=== What the task asks ===
Write out every entry, unchanged. Skip any picture.

=== Materials provided ===
--------------------------------
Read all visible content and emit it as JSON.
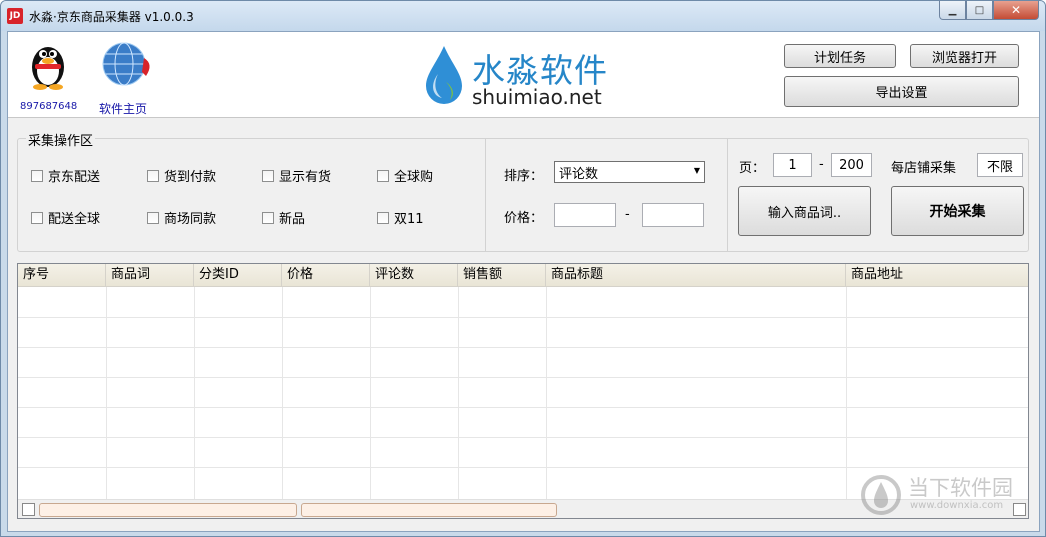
{
  "window": {
    "title": "水淼·京东商品采集器 v1.0.0.3",
    "app_icon_label": "JD",
    "buttons": {
      "minimize": "▁",
      "maximize": "□",
      "close": "✕"
    }
  },
  "header": {
    "qq_number": "897687648",
    "home_link": "软件主页",
    "logo_cn": "水淼软件",
    "logo_en": "shuimiao.net",
    "schedule_button": "计划任务",
    "browser_button": "浏览器打开",
    "export_button": "导出设置"
  },
  "operation": {
    "title": "采集操作区",
    "checkboxes": [
      "京东配送",
      "货到付款",
      "显示有货",
      "全球购",
      "配送全球",
      "商场同款",
      "新品",
      "双11"
    ]
  },
  "sort": {
    "label": "排序：",
    "value": "评论数",
    "price_label": "价格：",
    "price_from": "",
    "price_to": "",
    "dash": "-"
  },
  "pages": {
    "label": "页：",
    "from": "1",
    "dash": "-",
    "to": "200",
    "per_shop_label": "每店铺采集",
    "per_shop_value": "不限"
  },
  "actions": {
    "input_keywords": "输入商品词..",
    "start": "开始采集"
  },
  "table": {
    "columns": [
      "序号",
      "商品词",
      "分类ID",
      "价格",
      "评论数",
      "销售额",
      "商品标题",
      "商品地址"
    ]
  },
  "watermark": {
    "cn": "当下软件园",
    "en": "www.downxia.com"
  },
  "colors": {
    "link": "#1717a8",
    "logo_blue": "#2686c8",
    "titlebar": "#c9daea",
    "close": "#c44c35"
  }
}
--------------------------------
=== Task solution ===
Read all visible content and emit it as JSON.
{
  "window": {
    "title": "水淼·京东商品采集器 v1.0.0.3",
    "app_icon_label": "JD",
    "buttons": {
      "minimize": "▁",
      "maximize": "□",
      "close": "✕"
    }
  },
  "header": {
    "qq_number": "897687648",
    "home_link": "软件主页",
    "logo_cn": "水淼软件",
    "logo_en": "shuimiao.net",
    "schedule_button": "计划任务",
    "browser_button": "浏览器打开",
    "export_button": "导出设置"
  },
  "operation": {
    "title": "采集操作区",
    "checkboxes": [
      "京东配送",
      "货到付款",
      "显示有货",
      "全球购",
      "配送全球",
      "商场同款",
      "新品",
      "双11"
    ]
  },
  "sort": {
    "label": "排序：",
    "value": "评论数",
    "price_label": "价格：",
    "price_from": "",
    "price_to": "",
    "dash": "-"
  },
  "pages": {
    "label": "页：",
    "from": "1",
    "dash": "-",
    "to": "200",
    "per_shop_label": "每店铺采集",
    "per_shop_value": "不限"
  },
  "actions": {
    "input_keywords": "输入商品词..",
    "start": "开始采集"
  },
  "table": {
    "columns": [
      "序号",
      "商品词",
      "分类ID",
      "价格",
      "评论数",
      "销售额",
      "商品标题",
      "商品地址"
    ]
  },
  "watermark": {
    "cn": "当下软件园",
    "en": "www.downxia.com"
  },
  "colors": {
    "link": "#1717a8",
    "logo_blue": "#2686c8",
    "titlebar": "#c9daea",
    "close": "#c44c35"
  }
}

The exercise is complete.